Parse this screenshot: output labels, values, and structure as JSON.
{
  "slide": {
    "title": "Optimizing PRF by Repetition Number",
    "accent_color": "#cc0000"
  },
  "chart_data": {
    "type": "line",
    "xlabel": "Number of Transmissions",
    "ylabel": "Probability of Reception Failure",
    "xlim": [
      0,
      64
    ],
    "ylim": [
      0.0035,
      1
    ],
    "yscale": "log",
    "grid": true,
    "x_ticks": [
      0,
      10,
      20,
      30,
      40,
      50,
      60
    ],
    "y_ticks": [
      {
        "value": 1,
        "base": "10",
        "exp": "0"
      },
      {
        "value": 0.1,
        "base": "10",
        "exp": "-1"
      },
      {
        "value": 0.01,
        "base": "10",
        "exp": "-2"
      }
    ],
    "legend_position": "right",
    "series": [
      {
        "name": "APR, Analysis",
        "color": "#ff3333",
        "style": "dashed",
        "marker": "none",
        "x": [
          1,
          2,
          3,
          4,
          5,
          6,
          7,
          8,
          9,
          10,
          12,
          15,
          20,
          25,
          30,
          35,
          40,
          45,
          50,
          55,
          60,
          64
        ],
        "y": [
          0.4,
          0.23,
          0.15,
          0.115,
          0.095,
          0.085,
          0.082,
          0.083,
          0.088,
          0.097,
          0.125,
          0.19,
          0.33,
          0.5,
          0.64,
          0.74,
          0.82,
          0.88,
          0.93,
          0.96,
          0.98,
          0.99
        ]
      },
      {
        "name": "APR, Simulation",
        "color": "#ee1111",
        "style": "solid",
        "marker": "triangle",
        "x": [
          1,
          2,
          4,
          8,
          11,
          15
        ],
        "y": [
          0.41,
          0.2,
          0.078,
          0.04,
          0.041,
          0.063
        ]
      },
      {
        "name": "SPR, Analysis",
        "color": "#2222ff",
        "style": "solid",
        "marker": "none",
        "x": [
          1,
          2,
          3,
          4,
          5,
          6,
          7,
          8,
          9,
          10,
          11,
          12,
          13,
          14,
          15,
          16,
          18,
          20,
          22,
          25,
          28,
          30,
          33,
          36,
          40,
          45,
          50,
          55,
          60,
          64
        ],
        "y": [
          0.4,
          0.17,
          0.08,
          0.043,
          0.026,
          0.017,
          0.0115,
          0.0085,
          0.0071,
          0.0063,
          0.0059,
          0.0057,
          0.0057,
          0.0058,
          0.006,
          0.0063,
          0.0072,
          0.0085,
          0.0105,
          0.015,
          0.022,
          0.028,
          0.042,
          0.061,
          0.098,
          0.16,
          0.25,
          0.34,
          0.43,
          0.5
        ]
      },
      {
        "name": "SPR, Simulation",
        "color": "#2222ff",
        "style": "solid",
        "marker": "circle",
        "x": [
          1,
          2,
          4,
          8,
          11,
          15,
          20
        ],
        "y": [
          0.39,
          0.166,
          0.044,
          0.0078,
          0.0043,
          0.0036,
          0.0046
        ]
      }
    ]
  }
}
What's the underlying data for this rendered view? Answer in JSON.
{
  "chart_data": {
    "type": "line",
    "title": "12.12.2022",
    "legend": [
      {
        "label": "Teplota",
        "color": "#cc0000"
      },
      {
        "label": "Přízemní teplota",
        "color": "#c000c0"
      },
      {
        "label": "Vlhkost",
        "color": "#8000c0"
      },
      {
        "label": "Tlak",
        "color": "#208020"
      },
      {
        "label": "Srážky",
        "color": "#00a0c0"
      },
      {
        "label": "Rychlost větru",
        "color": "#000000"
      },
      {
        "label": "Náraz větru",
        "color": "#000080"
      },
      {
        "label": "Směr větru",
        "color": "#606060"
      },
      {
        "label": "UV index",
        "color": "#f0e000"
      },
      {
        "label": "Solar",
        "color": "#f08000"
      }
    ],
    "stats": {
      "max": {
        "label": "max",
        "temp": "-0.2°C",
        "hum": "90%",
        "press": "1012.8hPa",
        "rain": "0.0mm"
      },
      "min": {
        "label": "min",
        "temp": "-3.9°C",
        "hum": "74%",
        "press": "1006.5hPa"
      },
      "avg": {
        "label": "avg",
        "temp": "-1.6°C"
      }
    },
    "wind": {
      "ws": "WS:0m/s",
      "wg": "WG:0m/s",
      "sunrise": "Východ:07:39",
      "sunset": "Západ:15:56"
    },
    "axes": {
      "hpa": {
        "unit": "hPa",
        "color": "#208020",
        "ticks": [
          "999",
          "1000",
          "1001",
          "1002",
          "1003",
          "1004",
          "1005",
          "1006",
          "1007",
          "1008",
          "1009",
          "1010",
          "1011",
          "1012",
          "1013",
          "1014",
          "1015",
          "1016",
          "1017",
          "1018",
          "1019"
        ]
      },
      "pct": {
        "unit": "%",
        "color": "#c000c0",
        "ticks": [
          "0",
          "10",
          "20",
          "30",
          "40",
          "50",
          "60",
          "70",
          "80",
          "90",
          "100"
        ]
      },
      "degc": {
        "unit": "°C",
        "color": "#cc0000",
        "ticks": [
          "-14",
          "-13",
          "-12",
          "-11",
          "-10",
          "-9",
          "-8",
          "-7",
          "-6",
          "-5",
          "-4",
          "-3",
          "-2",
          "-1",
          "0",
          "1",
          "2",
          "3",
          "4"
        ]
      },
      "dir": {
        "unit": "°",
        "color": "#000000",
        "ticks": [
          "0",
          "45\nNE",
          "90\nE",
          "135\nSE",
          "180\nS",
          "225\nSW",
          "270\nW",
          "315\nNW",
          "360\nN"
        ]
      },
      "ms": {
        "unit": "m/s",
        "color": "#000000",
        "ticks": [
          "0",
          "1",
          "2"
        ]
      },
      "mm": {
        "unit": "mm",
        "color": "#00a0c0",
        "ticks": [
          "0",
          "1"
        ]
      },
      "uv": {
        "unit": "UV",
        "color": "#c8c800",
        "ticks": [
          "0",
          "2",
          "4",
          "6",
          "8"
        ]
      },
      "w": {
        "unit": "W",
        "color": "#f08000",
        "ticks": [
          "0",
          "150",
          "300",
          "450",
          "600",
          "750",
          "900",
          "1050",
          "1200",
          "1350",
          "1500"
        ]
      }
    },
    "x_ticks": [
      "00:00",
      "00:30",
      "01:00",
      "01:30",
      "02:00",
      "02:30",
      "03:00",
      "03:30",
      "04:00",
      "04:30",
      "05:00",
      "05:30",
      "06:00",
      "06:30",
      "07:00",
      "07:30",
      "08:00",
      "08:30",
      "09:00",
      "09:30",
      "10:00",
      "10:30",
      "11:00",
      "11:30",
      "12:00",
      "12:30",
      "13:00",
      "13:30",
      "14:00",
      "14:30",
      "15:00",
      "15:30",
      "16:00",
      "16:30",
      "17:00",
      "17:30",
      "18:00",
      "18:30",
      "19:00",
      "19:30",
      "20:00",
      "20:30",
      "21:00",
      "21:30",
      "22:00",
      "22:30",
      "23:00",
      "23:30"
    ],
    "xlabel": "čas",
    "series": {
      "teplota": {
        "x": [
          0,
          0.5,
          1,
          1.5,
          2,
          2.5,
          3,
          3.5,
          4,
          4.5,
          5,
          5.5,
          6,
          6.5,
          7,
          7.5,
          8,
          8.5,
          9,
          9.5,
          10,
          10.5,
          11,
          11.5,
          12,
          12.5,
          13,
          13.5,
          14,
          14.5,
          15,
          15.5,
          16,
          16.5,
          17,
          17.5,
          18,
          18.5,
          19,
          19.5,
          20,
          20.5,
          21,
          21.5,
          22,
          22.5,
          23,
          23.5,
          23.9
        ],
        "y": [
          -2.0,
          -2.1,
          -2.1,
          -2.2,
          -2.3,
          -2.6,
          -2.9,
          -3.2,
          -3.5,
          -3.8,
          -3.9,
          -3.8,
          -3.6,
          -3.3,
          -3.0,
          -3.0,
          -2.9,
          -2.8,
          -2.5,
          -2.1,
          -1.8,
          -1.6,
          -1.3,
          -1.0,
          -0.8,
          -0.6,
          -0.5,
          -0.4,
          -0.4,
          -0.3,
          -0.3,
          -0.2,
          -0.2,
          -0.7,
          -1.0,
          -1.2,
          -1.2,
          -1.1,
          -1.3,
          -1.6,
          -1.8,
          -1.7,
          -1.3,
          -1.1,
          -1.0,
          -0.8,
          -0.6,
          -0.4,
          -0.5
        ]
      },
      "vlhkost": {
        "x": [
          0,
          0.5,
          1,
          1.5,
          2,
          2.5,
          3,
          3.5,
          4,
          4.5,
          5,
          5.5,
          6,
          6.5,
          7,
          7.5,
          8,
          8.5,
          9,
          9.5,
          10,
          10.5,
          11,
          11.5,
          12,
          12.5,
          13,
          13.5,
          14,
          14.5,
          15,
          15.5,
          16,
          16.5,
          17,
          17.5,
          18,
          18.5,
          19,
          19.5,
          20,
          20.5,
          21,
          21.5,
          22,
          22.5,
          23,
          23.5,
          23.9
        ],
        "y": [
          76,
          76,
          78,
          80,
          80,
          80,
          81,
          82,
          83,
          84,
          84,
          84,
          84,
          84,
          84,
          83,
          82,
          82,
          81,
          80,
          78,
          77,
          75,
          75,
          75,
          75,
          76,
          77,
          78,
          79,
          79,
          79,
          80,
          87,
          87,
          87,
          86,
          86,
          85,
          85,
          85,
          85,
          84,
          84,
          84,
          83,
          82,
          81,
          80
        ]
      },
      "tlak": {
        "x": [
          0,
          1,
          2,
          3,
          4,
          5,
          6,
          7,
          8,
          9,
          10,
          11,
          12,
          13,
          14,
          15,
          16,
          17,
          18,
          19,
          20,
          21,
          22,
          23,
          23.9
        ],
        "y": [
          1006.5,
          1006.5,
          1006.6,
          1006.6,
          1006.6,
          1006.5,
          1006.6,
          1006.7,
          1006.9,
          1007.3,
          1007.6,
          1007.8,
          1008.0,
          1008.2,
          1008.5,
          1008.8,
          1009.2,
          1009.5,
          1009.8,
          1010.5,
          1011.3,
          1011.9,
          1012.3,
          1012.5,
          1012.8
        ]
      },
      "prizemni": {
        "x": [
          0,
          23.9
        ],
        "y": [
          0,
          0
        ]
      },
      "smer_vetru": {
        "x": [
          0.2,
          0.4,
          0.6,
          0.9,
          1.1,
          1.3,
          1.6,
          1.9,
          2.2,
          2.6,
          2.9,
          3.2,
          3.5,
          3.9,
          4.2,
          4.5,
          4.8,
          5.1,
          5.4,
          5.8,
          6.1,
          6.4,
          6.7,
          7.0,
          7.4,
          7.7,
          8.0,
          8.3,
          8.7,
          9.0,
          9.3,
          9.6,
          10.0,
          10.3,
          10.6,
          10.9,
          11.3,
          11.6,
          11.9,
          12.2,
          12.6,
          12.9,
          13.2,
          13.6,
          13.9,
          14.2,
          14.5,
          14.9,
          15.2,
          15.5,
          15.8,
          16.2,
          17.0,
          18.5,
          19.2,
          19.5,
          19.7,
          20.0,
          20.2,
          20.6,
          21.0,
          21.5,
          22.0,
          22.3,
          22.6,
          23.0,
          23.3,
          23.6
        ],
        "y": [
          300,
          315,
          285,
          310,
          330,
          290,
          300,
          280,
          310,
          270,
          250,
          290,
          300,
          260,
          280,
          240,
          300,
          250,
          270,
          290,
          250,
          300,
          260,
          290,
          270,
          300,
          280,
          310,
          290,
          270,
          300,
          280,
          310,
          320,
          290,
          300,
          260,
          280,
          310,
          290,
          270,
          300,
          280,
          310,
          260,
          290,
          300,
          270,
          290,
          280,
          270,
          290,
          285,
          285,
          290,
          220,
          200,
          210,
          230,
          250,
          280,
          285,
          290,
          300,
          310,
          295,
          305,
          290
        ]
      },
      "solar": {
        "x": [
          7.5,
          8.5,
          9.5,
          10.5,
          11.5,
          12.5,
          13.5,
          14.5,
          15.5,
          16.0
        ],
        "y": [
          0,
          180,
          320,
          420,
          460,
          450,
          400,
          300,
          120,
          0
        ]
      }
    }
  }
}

* * *

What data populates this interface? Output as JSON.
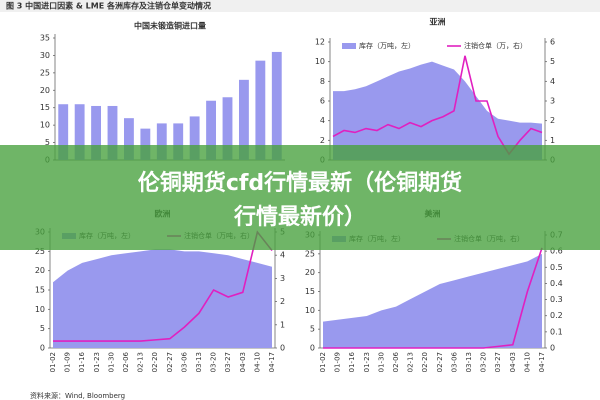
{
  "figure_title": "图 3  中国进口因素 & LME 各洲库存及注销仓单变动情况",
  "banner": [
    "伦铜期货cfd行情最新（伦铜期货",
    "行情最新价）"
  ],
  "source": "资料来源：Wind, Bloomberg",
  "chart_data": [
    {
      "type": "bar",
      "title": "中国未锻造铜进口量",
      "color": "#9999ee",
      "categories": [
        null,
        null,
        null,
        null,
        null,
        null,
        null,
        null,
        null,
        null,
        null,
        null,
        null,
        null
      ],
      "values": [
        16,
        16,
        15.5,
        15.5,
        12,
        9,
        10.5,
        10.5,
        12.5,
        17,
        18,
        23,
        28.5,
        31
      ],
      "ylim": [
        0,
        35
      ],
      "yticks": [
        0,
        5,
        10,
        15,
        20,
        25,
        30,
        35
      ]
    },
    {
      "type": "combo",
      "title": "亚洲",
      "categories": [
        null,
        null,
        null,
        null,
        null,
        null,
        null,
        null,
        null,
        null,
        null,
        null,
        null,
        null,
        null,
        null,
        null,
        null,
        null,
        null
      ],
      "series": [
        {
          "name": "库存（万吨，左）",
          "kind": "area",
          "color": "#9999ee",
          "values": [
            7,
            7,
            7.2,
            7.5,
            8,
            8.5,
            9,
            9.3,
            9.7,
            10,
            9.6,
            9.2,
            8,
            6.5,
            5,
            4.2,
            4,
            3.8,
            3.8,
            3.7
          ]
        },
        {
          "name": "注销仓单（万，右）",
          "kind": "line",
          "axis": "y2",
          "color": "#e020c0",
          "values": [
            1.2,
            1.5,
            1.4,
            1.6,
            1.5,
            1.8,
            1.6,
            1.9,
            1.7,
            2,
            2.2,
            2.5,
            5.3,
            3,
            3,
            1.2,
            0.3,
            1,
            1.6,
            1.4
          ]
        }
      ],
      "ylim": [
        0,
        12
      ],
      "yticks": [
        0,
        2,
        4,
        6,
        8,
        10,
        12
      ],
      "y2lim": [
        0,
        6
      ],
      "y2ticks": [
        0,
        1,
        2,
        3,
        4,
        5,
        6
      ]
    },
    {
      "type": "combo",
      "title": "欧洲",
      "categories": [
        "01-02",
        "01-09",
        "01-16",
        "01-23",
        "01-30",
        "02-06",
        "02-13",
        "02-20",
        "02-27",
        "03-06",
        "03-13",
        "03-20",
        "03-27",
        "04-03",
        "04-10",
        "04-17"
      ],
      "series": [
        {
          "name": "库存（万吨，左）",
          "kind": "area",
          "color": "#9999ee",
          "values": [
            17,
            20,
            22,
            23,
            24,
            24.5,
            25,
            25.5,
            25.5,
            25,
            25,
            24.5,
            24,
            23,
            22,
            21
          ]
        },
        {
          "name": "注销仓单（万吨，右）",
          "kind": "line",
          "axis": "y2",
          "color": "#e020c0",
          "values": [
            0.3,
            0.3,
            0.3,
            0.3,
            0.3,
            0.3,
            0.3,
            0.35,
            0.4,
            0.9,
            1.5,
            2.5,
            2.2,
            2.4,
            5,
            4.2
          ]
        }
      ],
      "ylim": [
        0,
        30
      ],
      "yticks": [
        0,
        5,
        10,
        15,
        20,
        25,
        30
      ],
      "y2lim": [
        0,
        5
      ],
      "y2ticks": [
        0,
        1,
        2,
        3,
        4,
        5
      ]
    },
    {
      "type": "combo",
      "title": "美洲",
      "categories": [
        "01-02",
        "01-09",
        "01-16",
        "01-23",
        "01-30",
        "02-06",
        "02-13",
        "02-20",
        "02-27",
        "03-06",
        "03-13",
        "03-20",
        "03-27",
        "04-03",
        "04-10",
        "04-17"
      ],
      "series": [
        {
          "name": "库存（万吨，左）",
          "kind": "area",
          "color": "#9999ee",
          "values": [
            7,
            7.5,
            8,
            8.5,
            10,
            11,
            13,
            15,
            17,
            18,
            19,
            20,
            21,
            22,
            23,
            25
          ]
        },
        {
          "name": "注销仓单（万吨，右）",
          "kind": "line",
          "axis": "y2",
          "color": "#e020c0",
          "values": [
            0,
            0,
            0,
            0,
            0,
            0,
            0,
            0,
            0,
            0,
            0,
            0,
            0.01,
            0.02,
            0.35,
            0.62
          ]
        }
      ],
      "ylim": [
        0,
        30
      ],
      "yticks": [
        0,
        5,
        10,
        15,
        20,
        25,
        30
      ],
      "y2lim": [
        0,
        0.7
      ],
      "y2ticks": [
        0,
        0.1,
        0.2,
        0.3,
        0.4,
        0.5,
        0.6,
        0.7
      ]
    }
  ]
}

| GOAL |
Scan the entries above for the word "What" and collect each line holding it.

| WRITTEN ANSWER |
What's the underlying data for this rendered view? Answer in JSON.
What data populates this interface? Output as JSON.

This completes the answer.